Copy all lines in which the word "this" can be found.

━━━━

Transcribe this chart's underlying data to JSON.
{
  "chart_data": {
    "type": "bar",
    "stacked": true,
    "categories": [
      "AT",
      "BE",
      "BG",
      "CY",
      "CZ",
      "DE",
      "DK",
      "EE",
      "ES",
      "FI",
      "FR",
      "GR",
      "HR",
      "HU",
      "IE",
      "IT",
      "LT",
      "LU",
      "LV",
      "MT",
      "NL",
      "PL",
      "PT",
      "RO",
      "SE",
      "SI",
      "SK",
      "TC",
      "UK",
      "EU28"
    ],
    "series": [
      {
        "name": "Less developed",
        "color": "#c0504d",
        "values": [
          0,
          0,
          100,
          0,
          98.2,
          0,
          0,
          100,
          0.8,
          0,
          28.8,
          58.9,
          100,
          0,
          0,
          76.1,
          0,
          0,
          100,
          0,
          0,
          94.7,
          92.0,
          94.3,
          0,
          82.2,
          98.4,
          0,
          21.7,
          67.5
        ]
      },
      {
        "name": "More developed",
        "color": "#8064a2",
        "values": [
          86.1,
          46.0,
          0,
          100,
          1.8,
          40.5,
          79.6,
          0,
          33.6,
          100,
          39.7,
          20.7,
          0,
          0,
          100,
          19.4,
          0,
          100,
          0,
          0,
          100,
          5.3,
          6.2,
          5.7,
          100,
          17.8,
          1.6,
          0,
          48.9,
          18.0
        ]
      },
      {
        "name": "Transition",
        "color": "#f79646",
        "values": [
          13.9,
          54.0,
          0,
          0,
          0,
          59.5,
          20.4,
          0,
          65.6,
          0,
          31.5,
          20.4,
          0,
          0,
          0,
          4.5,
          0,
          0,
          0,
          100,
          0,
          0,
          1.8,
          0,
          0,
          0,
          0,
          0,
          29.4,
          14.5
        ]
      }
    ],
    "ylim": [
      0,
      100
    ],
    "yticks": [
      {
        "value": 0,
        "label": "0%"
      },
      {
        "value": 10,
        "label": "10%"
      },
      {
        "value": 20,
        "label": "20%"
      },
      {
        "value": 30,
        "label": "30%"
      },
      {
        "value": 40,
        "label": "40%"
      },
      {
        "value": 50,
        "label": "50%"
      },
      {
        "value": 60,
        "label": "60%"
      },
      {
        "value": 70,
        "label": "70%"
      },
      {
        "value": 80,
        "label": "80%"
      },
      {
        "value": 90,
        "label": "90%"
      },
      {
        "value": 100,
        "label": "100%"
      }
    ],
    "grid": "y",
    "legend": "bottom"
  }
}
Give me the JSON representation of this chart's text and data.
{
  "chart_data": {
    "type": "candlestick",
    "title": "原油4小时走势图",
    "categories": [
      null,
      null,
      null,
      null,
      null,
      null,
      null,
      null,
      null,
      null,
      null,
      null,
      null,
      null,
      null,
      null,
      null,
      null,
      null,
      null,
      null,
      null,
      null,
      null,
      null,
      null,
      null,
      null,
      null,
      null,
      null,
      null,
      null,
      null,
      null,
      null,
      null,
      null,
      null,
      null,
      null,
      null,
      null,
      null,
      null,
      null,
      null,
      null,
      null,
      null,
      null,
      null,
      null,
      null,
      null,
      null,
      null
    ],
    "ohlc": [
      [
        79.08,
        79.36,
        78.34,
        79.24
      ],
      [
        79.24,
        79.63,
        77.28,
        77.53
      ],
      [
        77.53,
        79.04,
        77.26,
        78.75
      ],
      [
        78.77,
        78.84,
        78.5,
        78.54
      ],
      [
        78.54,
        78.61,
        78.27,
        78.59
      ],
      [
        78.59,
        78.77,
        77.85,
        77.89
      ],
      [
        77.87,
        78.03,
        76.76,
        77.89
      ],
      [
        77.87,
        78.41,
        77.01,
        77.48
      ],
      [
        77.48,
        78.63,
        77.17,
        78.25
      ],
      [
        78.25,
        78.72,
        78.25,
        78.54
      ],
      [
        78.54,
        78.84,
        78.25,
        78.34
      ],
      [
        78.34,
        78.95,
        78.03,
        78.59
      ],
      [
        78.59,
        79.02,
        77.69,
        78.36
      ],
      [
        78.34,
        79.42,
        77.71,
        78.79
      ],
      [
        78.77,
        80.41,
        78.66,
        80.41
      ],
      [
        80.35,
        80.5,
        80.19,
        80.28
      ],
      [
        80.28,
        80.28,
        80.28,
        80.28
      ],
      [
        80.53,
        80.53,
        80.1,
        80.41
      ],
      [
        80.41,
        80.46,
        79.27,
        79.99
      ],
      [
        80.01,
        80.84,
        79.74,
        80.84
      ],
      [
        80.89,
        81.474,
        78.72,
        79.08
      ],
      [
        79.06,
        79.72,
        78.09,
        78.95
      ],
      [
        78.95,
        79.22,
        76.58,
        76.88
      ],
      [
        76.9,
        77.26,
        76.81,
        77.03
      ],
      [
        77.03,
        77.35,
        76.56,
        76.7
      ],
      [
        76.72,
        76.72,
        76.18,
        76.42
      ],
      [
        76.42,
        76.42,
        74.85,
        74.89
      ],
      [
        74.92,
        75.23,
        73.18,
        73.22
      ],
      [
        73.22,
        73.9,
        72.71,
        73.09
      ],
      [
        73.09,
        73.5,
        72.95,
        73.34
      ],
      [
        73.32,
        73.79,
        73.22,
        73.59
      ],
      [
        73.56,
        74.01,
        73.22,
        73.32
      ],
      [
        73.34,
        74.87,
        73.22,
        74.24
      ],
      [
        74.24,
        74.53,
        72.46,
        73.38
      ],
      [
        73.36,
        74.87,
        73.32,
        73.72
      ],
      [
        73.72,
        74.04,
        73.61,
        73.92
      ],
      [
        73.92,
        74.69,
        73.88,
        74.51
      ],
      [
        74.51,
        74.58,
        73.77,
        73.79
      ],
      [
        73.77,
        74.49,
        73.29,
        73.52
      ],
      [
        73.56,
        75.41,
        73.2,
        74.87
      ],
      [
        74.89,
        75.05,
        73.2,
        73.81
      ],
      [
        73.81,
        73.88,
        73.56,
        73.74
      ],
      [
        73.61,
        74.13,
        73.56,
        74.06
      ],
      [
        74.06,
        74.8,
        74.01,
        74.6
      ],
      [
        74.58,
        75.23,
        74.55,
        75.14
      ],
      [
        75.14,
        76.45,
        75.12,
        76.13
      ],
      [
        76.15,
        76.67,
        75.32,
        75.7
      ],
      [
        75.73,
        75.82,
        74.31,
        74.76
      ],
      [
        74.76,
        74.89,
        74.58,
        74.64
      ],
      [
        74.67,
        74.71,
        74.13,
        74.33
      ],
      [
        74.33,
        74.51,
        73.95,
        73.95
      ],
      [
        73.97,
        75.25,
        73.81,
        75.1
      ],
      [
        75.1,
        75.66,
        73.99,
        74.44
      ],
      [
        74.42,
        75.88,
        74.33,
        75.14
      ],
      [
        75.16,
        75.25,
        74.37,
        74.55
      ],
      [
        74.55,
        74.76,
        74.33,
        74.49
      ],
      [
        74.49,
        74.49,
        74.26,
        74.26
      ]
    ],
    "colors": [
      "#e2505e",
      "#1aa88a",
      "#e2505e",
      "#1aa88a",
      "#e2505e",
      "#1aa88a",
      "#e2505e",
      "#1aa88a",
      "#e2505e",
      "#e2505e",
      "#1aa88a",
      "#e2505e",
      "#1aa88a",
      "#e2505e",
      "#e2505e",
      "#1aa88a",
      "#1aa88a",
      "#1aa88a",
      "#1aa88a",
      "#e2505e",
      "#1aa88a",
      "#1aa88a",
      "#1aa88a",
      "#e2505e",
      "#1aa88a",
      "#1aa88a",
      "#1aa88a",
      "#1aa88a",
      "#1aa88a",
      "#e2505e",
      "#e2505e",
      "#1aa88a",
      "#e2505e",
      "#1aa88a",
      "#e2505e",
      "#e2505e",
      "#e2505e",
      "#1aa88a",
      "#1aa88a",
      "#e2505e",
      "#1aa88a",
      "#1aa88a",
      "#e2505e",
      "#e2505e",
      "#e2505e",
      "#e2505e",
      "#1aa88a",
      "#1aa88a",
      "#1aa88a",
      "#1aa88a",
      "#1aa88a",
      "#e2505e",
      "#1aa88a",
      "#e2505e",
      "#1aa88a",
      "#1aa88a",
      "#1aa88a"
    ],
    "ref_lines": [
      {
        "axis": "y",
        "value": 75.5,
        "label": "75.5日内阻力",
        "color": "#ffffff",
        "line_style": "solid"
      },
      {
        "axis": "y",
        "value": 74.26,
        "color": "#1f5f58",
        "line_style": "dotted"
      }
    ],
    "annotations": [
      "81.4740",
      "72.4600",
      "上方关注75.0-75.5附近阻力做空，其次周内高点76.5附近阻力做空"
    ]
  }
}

━━━━

• _WRITTEN SOLUTION_
Transcribe this chart's underlying data to JSON.
Give me the JSON representation of this chart's text and data.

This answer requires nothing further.